Problem to solve → In the records below, what are the lines from the one that contains "Patent image size: (918, 636)." through the one that contains "The first flat surface 911 is at (268, 333)."? Repeat them word for word, including both of those lines.

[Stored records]
+++++
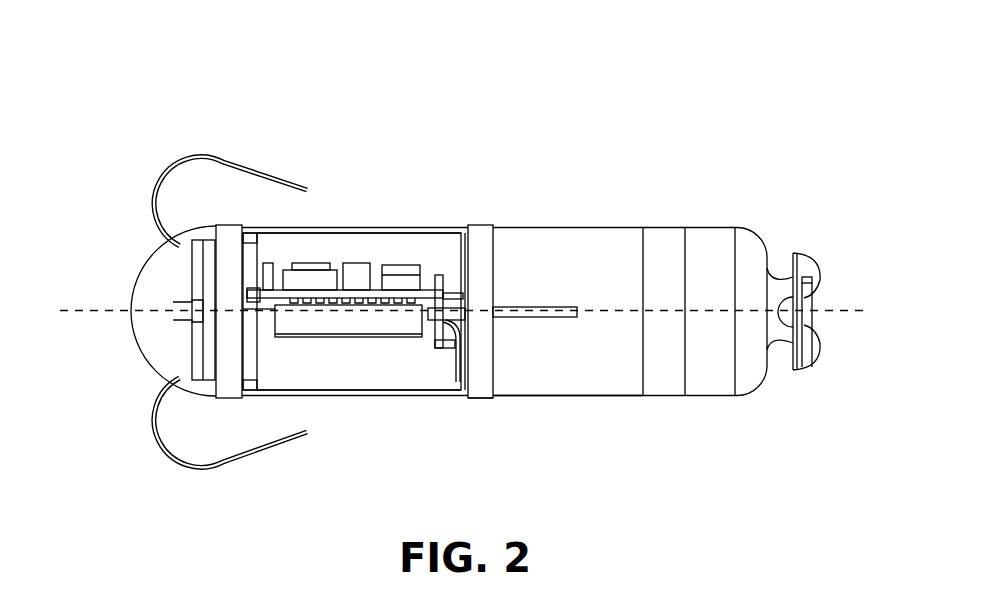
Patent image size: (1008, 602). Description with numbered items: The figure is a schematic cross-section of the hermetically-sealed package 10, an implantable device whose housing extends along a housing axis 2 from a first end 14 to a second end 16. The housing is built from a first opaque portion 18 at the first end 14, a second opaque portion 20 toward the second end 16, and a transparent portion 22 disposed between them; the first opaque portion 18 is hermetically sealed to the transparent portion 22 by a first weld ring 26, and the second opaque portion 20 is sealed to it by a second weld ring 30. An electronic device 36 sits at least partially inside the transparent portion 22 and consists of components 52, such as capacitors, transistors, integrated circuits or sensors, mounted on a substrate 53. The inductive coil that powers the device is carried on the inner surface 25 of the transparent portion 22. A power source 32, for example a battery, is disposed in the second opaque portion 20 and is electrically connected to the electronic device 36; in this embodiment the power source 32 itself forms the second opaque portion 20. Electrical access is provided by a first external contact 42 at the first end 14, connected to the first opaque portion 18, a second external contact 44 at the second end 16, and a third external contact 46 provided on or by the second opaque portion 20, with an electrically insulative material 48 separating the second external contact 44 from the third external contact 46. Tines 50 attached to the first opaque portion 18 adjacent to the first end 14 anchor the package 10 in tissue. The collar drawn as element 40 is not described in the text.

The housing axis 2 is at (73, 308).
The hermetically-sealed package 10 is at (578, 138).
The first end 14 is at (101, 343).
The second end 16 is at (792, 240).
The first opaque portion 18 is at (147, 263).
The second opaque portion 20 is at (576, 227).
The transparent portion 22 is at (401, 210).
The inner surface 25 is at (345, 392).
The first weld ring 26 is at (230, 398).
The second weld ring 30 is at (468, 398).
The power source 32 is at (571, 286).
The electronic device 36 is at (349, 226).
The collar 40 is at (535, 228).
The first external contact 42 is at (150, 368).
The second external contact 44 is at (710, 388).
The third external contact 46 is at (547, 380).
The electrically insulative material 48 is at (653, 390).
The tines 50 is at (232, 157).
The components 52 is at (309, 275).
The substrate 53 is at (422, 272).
+++++
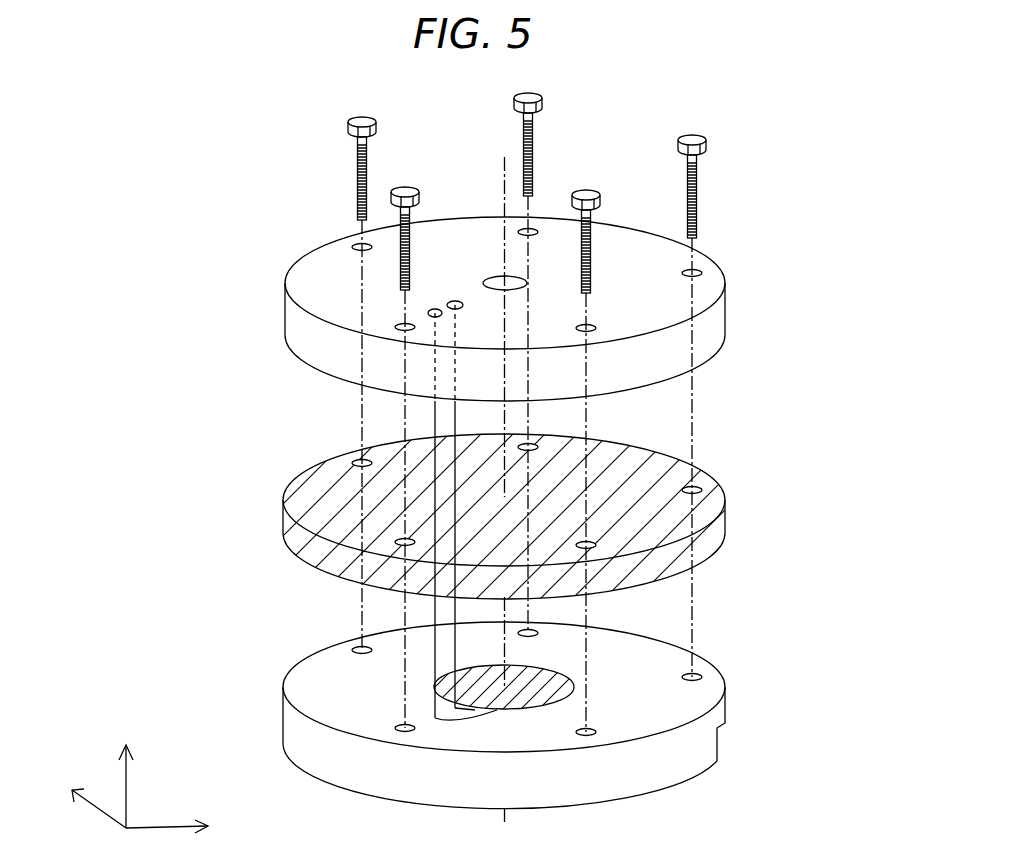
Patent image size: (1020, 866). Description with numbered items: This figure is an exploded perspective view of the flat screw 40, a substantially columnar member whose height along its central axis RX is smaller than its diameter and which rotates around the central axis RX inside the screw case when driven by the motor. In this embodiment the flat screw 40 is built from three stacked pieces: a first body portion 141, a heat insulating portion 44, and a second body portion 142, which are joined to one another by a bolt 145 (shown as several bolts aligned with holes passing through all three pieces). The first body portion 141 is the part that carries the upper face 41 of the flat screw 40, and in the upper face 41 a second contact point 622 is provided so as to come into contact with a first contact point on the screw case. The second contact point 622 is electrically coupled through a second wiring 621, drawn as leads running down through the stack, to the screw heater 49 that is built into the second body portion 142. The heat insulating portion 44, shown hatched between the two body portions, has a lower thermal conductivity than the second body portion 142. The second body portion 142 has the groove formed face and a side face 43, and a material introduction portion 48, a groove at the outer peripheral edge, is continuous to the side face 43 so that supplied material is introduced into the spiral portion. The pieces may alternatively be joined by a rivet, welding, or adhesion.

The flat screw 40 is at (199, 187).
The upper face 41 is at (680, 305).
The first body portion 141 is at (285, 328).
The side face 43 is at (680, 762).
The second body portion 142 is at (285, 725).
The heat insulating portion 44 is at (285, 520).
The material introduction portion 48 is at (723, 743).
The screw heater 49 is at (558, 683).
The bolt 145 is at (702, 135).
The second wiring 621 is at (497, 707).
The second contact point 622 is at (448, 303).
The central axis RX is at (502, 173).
+++++
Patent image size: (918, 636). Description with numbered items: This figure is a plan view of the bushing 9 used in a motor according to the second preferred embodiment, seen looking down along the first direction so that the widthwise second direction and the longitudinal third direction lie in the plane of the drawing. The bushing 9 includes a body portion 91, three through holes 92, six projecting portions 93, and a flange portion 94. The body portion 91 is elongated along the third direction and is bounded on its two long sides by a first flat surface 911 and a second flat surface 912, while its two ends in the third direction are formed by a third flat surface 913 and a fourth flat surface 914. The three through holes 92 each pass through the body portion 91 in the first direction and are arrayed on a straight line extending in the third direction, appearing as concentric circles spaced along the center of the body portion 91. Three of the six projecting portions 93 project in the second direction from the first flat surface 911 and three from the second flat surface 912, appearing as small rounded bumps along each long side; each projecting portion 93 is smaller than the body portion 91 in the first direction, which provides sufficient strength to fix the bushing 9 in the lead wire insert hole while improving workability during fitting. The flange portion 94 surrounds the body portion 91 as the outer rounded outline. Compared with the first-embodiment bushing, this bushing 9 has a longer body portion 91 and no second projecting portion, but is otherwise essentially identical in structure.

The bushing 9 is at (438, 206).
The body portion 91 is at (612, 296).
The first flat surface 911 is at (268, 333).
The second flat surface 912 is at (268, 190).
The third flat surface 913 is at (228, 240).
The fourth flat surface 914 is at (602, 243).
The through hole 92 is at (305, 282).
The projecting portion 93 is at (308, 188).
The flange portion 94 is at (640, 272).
+++++
Solution to the exercise →
Patent image size: (918, 636). Description with numbered items: This figure is a plan view of the bushing 9 used in a motor according to the second preferred embodiment, seen looking down along the first direction so that the widthwise second direction and the longitudinal third direction lie in the plane of the drawing. The bushing 9 includes a body portion 91, three through holes 92, six projecting portions 93, and a flange portion 94. The body portion 91 is elongated along the third direction and is bounded on its two long sides by a first flat surface 911 and a second flat surface 912, while its two ends in the third direction are formed by a third flat surface 913 and a fourth flat surface 914. The three through holes 92 each pass through the body portion 91 in the first direction and are arrayed on a straight line extending in the third direction, appearing as concentric circles spaced along the center of the body portion 91. Three of the six projecting portions 93 project in the second direction from the first flat surface 911 and three from the second flat surface 912, appearing as small rounded bumps along each long side; each projecting portion 93 is smaller than the body portion 91 in the first direction, which provides sufficient strength to fix the bushing 9 in the lead wire insert hole while improving workability during fitting. The flange portion 94 surrounds the body portion 91 as the outer rounded outline. Compared with the first-embodiment bushing, this bushing 9 has a longer body portion 91 and no second projecting portion, but is otherwise essentially identical in structure.

The bushing 9 is at (438, 206).
The body portion 91 is at (612, 296).
The first flat surface 911 is at (268, 333).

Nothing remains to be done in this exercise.